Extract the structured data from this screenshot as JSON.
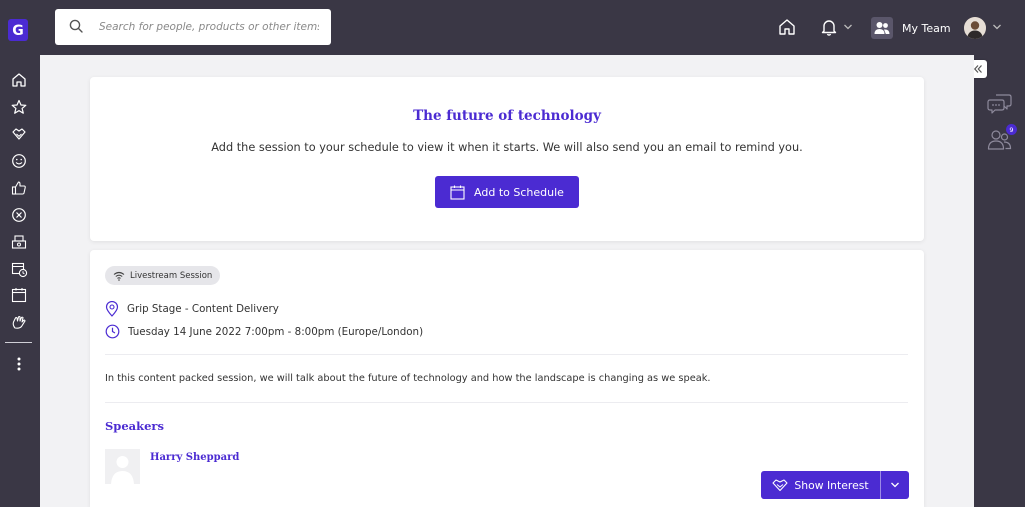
{
  "brand": {
    "logo_letter": "G",
    "accent": "#4b2bd2"
  },
  "search": {
    "placeholder": "Search for people, products or other items"
  },
  "header": {
    "team_label": "My Team"
  },
  "right_rail": {
    "notification_count": "9"
  },
  "session": {
    "title": "The future of technology",
    "description": "Add the session to your schedule to view it when it starts. We will also send you an email to remind you.",
    "add_button_label": "Add to Schedule",
    "type_badge": "Livestream Session",
    "location": "Grip Stage - Content Delivery",
    "datetime": "Tuesday 14 June 2022 7:00pm - 8:00pm (Europe/London)",
    "body": "In this content packed session, we will talk about the future of technology and how the landscape is changing as we speak.",
    "speakers_heading": "Speakers",
    "speakers": [
      {
        "name": "Harry Sheppard"
      }
    ]
  },
  "actions": {
    "show_interest_label": "Show Interest"
  },
  "icons": {
    "left_rail": [
      "home-icon",
      "star-icon",
      "handshake-icon",
      "smile-icon",
      "thumbs-up-icon",
      "circle-x-icon",
      "exhibitor-icon",
      "calendar-clock-icon",
      "calendar-icon",
      "hand-wave-icon",
      "more-vertical-icon"
    ],
    "right_rail": [
      "chat-icon",
      "people-icon"
    ]
  }
}
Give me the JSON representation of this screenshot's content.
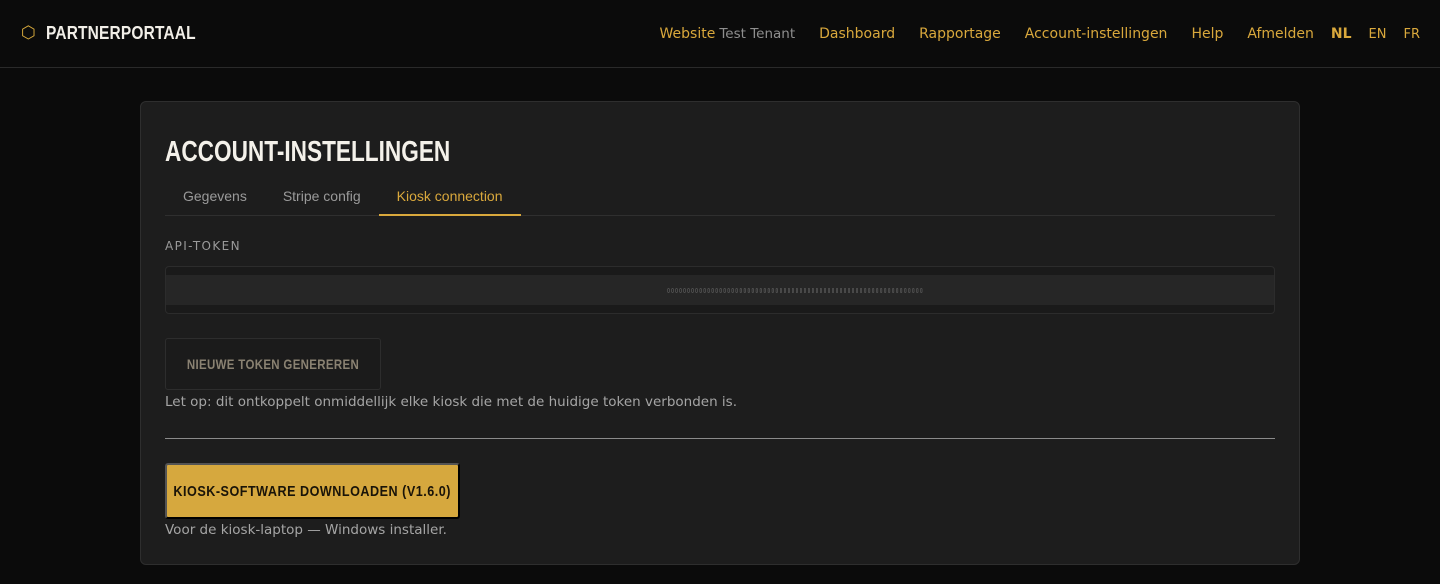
{
  "brand": {
    "icon": "hexagon-icon",
    "name": "PARTNERPORTAAL",
    "accent": "#d9a83c"
  },
  "nav": {
    "website_label": "Website",
    "tenant_name": "Test Tenant",
    "items": [
      "Dashboard",
      "Rapportage",
      "Account-instellingen",
      "Help",
      "Afmelden"
    ],
    "languages": [
      "NL",
      "EN",
      "FR"
    ],
    "active_language": "NL"
  },
  "page": {
    "title": "ACCOUNT-INSTELLINGEN",
    "tabs": [
      {
        "label": "Gegevens",
        "active": false
      },
      {
        "label": "Stripe config",
        "active": false
      },
      {
        "label": "Kiosk connection",
        "active": true
      }
    ]
  },
  "kiosk": {
    "api_token_label": "API-TOKEN",
    "token_value": "▯▯▯▯▯▯▯▯▯▯▯▯▯▯▯▯▯▯▯▯▯▯▯▯▯▯▯▯▯▯▯▯▯▯▯▯▯▯▯▯▯▯▯▯▯▯▯▯▯▯▯▯▯▯▯▯▯▯▯▯▯▯▯▯",
    "regenerate_button": "NIEUWE TOKEN GENEREREN",
    "warning": "Let op: dit ontkoppelt onmiddellijk elke kiosk die met de huidige token verbonden is.",
    "download_button": "KIOSK-SOFTWARE DOWNLOADEN (V1.6.0)",
    "download_hint": "Voor de kiosk-laptop — Windows installer."
  }
}
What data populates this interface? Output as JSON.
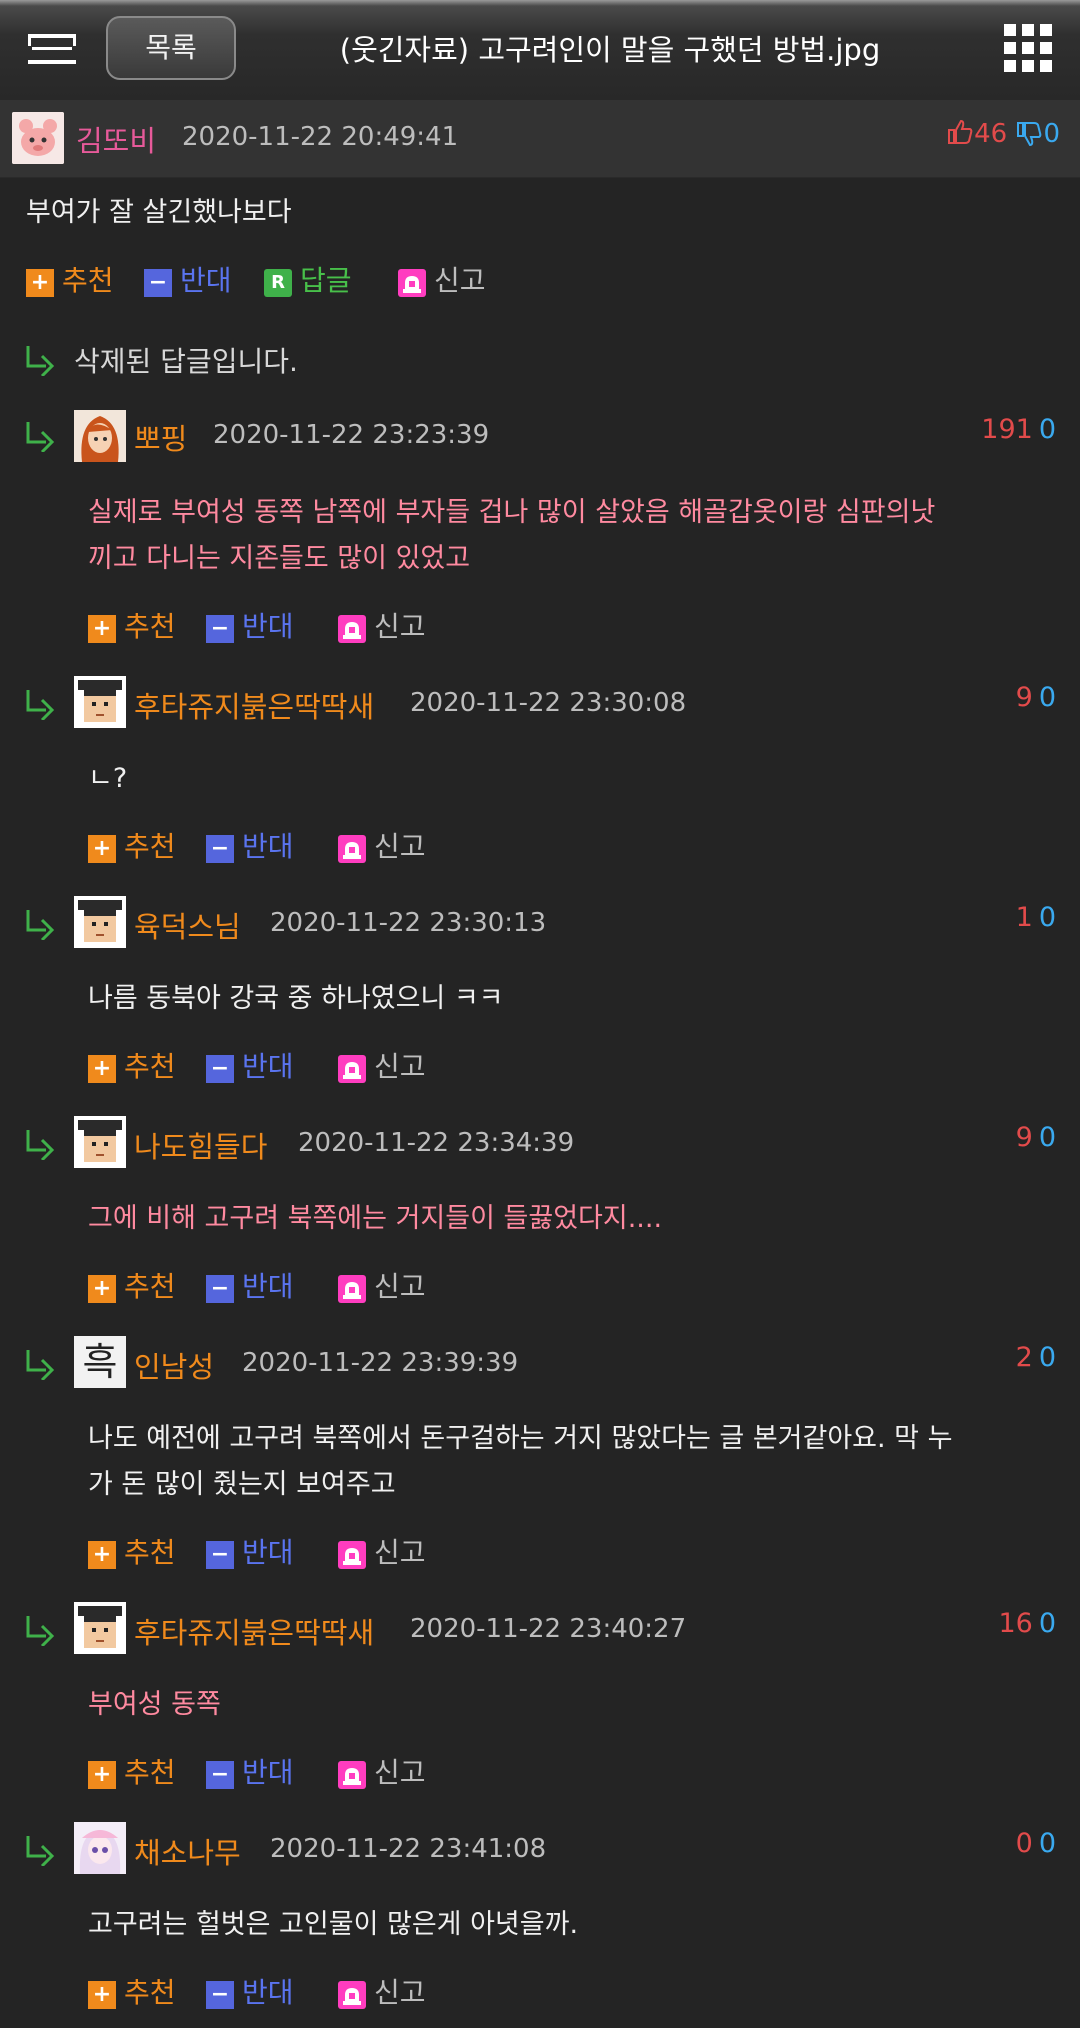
{
  "header": {
    "list_label": "목록",
    "title": "(웃긴자료) 고구려인이 말을 구했던 방법.jpg"
  },
  "post": {
    "author": "김또비",
    "date": "2020-11-22 20:49:41",
    "likes": "46",
    "dislikes": "0",
    "body": "부여가 잘 살긴했나보다"
  },
  "actions": {
    "recommend": "추천",
    "oppose": "반대",
    "reply": "답글",
    "report": "신고",
    "reply_icon_letter": "R"
  },
  "deleted_reply": "삭제된 답글입니다.",
  "comments": [
    {
      "author": "뽀핑",
      "date": "2020-11-22 23:23:39",
      "up": "191",
      "down": "0",
      "lines": [
        "실제로 부여성 동쪽 남쪽에 부자들 겁나 많이 살았음 해골갑옷이랑 심판의낫",
        "끼고 다니는 지존들도 많이 있었고"
      ]
    },
    {
      "author": "후타쥬지붉은딱딱새",
      "date": "2020-11-22 23:30:08",
      "up": "9",
      "down": "0",
      "lines": [
        "ㄴ?"
      ]
    },
    {
      "author": "육덕스님",
      "date": "2020-11-22 23:30:13",
      "up": "1",
      "down": "0",
      "lines": [
        "나름 동북아 강국 중 하나였으니 ㅋㅋ"
      ]
    },
    {
      "author": "나도힘들다",
      "date": "2020-11-22 23:34:39",
      "up": "9",
      "down": "0",
      "lines": [
        "그에 비해 고구려 북쪽에는 거지들이 들끓었다지...."
      ]
    },
    {
      "author": "인남성",
      "date": "2020-11-22 23:39:39",
      "up": "2",
      "down": "0",
      "lines": [
        "나도 예전에 고구려 북쪽에서 돈구걸하는 거지 많았다는 글 본거같아요. 막 누",
        "가 돈 많이 줬는지 보여주고"
      ]
    },
    {
      "author": "후타쥬지붉은딱딱새",
      "date": "2020-11-22 23:40:27",
      "up": "16",
      "down": "0",
      "lines": [
        "부여성 동쪽"
      ]
    },
    {
      "author": "채소나무",
      "date": "2020-11-22 23:41:08",
      "up": "0",
      "down": "0",
      "lines": [
        "고구려는 헐벗은 고인물이 많은게 아녓을까."
      ]
    }
  ],
  "avatar_glyphs": {
    "insungnam": "흑"
  },
  "colors": {
    "background": "#242424",
    "author_pink": "#e75a9a",
    "author_orange": "#f08a1c",
    "upvote_red": "#e24b4b",
    "downvote_blue": "#3aa9ef",
    "body_pink": "#ff8aa0"
  }
}
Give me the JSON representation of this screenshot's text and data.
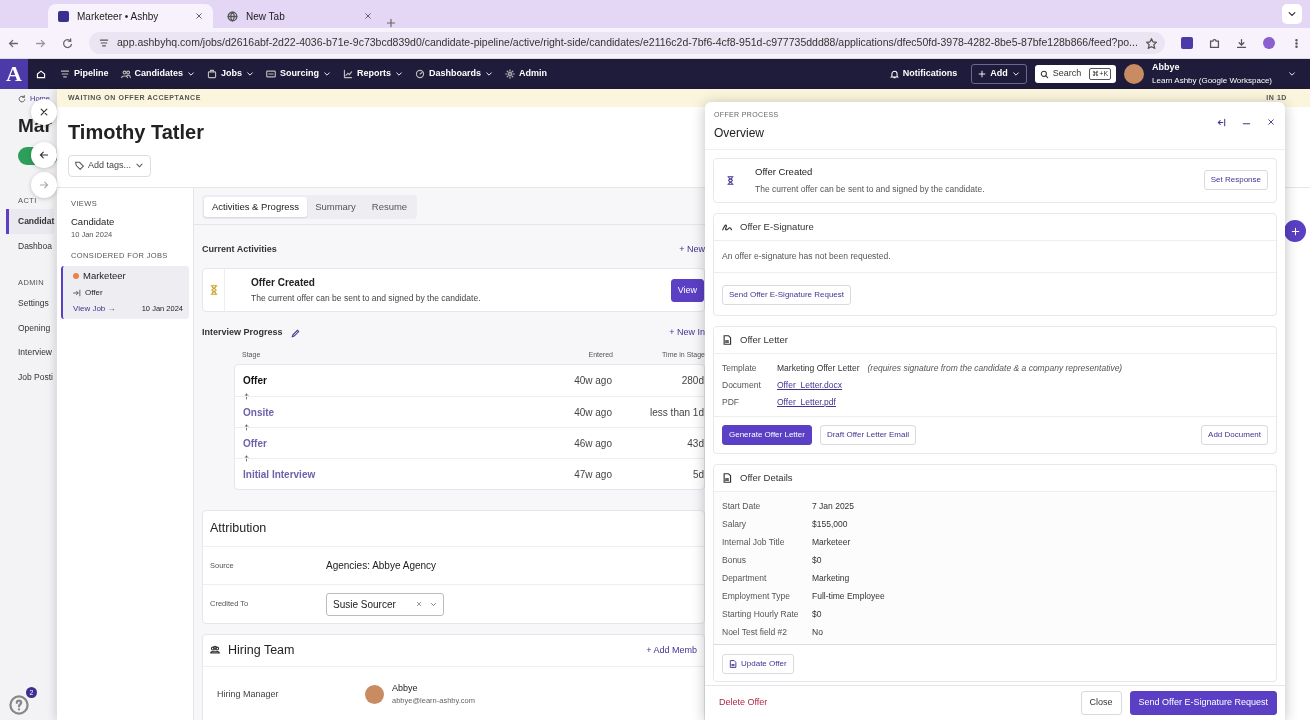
{
  "browser": {
    "tabs": [
      {
        "title": "Marketeer • Ashby",
        "selected": true,
        "kind": "app"
      },
      {
        "title": "New Tab",
        "selected": false,
        "kind": "globe"
      }
    ],
    "url": "app.ashbyhq.com/jobs/d2616abf-2d22-4036-b71e-9c73bcd839d0/candidate-pipeline/active/right-side/candidates/e2116c2d-7bf6-4cf8-951d-c977735ddd88/applications/dfec50fd-3978-4282-8be5-87bfe128b866/feed?po..."
  },
  "navbar": {
    "logo": "A",
    "items": [
      {
        "label": "Pipeline",
        "kind": "pipeline",
        "dropdown": false
      },
      {
        "label": "Candidates",
        "kind": "people",
        "dropdown": true
      },
      {
        "label": "Jobs",
        "kind": "briefcase",
        "dropdown": true
      },
      {
        "label": "Sourcing",
        "kind": "sourcing",
        "dropdown": true
      },
      {
        "label": "Reports",
        "kind": "chart",
        "dropdown": true
      },
      {
        "label": "Dashboards",
        "kind": "dial",
        "dropdown": true
      },
      {
        "label": "Admin",
        "kind": "gear",
        "dropdown": false
      }
    ],
    "notifications": "Notifications",
    "add": "Add",
    "search": "Search",
    "search_shortcut": "⌘+K",
    "user": {
      "name": "Abbye",
      "org": "Learn Ashby (Google Workspace)"
    }
  },
  "background_page": {
    "breadcrumb": "Home",
    "title": "Mar",
    "sections": [
      {
        "heading": "ACTI",
        "items": [
          {
            "label": "Candidat",
            "selected": true
          },
          {
            "label": "Dashboa",
            "selected": false
          }
        ]
      },
      {
        "heading": "ADMIN",
        "items": [
          {
            "label": "Settings",
            "selected": false
          },
          {
            "label": "Opening",
            "selected": false
          },
          {
            "label": "Interview",
            "selected": false
          },
          {
            "label": "Job Posti",
            "selected": false
          }
        ]
      }
    ],
    "help_badge": "2"
  },
  "drawer": {
    "banner": "WAITING ON OFFER ACCEPTANCE",
    "banner_right": "IN 1D",
    "candidate_name": "Timothy Tatler",
    "tags_button": "Add tags...",
    "views_heading": "VIEWS",
    "views": [
      {
        "label": "Candidate",
        "date": "10 Jan 2024"
      }
    ],
    "jobs_heading": "CONSIDERED FOR JOBS",
    "jobs": [
      {
        "title": "Marketeer",
        "color": "#e8834a",
        "stage": "Offer",
        "link": "View Job →",
        "date": "10 Jan 2024",
        "selected": true
      }
    ],
    "tabs": [
      {
        "label": "Activities & Progress",
        "selected": true
      },
      {
        "label": "Summary",
        "selected": false
      },
      {
        "label": "Resume",
        "selected": false
      }
    ],
    "current_activities": {
      "heading": "Current Activities",
      "new_link": "+ New",
      "activity": {
        "title": "Offer Created",
        "text": "The current offer can be sent to and signed by the candidate.",
        "button": "View"
      }
    },
    "interview_progress": {
      "heading": "Interview Progress",
      "new_link": "+ New In",
      "columns": [
        "Stage",
        "Entered",
        "Time in Stage"
      ],
      "rows": [
        {
          "stage": "Offer",
          "entered": "40w ago",
          "time": "280d",
          "current": true
        },
        {
          "stage": "Onsite",
          "entered": "40w ago",
          "time": "less than 1d",
          "current": false
        },
        {
          "stage": "Offer",
          "entered": "46w ago",
          "time": "43d",
          "current": false
        },
        {
          "stage": "Initial Interview",
          "entered": "47w ago",
          "time": "5d",
          "current": false
        }
      ]
    },
    "attribution": {
      "heading": "Attribution",
      "source_label": "Source",
      "source": "Agencies: Abbye Agency",
      "credited_label": "Credited To",
      "credited": "Susie Sourcer"
    },
    "hiring_team": {
      "heading": "Hiring Team",
      "add_link": "+ Add Memb",
      "members": [
        {
          "role": "Hiring Manager",
          "name": "Abbye",
          "email": "abbye@learn-ashby.com"
        }
      ]
    }
  },
  "offer_panel": {
    "eyebrow": "OFFER PROCESS",
    "title": "Overview",
    "status": {
      "title": "Offer Created",
      "text": "The current offer can be sent to and signed by the candidate.",
      "button": "Set Response"
    },
    "esignature": {
      "heading": "Offer E-Signature",
      "text": "An offer e-signature has not been requested.",
      "button": "Send Offer E-Signature Request"
    },
    "letter": {
      "heading": "Offer Letter",
      "fields": [
        {
          "label": "Template",
          "value": "Marketing Offer Letter",
          "note": "(requires signature from the candidate & a company representative)",
          "kind": "text"
        },
        {
          "label": "Document",
          "value": "Offer_Letter.docx",
          "kind": "link"
        },
        {
          "label": "PDF",
          "value": "Offer_Letter.pdf",
          "kind": "link"
        }
      ],
      "buttons": [
        {
          "label": "Generate Offer Letter",
          "primary": true
        },
        {
          "label": "Draft Offer Letter Email",
          "primary": false
        }
      ],
      "add_button": "Add Document"
    },
    "details": {
      "heading": "Offer Details",
      "fields": [
        {
          "label": "Start Date",
          "value": "7 Jan 2025"
        },
        {
          "label": "Salary",
          "value": "$155,000"
        },
        {
          "label": "Internal Job Title",
          "value": "Marketeer"
        },
        {
          "label": "Bonus",
          "value": "$0"
        },
        {
          "label": "Department",
          "value": "Marketing"
        },
        {
          "label": "Employment Type",
          "value": "Full-time Employee"
        },
        {
          "label": "Starting Hourly Rate",
          "value": "$0"
        },
        {
          "label": "Noel Test field #2",
          "value": "No"
        }
      ],
      "button": "Update Offer"
    },
    "footer": {
      "delete": "Delete Offer",
      "close": "Close",
      "send": "Send Offer E-Signature Request"
    }
  }
}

....................

Task instructions:
Above is a listing; report how many of its lines include the word "JSON", giving the number only.

Reply:
4